▶ WHAT THIS TASK INVOLVES:
Can the data below be echoed back word for word?

═════ MATERIAL PROVIDED ═════

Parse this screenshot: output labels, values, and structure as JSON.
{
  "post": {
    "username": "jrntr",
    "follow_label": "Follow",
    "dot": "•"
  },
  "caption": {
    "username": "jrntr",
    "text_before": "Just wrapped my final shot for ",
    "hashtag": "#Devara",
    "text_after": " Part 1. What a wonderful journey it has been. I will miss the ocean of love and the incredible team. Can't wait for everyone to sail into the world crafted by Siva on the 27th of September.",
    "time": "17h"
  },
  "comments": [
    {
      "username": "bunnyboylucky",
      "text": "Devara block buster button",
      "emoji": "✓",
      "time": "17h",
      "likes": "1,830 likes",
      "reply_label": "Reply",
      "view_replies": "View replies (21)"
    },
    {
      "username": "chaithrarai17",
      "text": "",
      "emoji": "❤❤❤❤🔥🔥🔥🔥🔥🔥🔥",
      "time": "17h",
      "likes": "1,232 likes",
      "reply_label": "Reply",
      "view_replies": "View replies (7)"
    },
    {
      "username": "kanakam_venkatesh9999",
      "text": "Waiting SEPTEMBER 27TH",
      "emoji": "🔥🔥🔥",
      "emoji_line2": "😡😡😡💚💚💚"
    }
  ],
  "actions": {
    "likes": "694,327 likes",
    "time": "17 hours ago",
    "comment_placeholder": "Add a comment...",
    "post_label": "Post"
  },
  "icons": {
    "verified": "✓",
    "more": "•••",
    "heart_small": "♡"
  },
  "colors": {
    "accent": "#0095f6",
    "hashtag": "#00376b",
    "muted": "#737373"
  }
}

═════

▶ OUTPUT FOR THIS TASK:
Parse this screenshot: output labels, values, and structure as JSON.
{
  "post": {
    "username": "jrntr",
    "follow_label": "Follow",
    "dot": "•"
  },
  "caption": {
    "username": "jrntr",
    "text_before": "Just wrapped my final shot for ",
    "hashtag": "#Devara",
    "text_after": " Part 1. What a wonderful journey it has been. I will miss the ocean of love and the incredible team. Can't wait for everyone to sail into the world crafted by Siva on the 27th of September.",
    "time": "17h"
  },
  "comments": [
    {
      "username": "bunnyboylucky",
      "text": "Devara block buster button",
      "emoji": "✓",
      "time": "17h",
      "likes": "1,830 likes",
      "reply_label": "Reply",
      "view_replies": "View replies (21)"
    },
    {
      "username": "chaithrarai17",
      "text": "",
      "emoji": "❤❤❤❤🔥🔥🔥🔥🔥🔥🔥",
      "time": "17h",
      "likes": "1,232 likes",
      "reply_label": "Reply",
      "view_replies": "View replies (7)"
    },
    {
      "username": "kanakam_venkatesh9999",
      "text": "Waiting SEPTEMBER 27TH",
      "emoji": "🔥🔥🔥",
      "emoji_line2": "😡😡😡💚💚💚"
    }
  ],
  "actions": {
    "likes": "694,327 likes",
    "time": "17 hours ago",
    "comment_placeholder": "Add a comment...",
    "post_label": "Post"
  },
  "icons": {
    "verified": "✓",
    "more": "•••",
    "heart_small": "♡"
  },
  "colors": {
    "accent": "#0095f6",
    "hashtag": "#00376b",
    "muted": "#737373"
  }
}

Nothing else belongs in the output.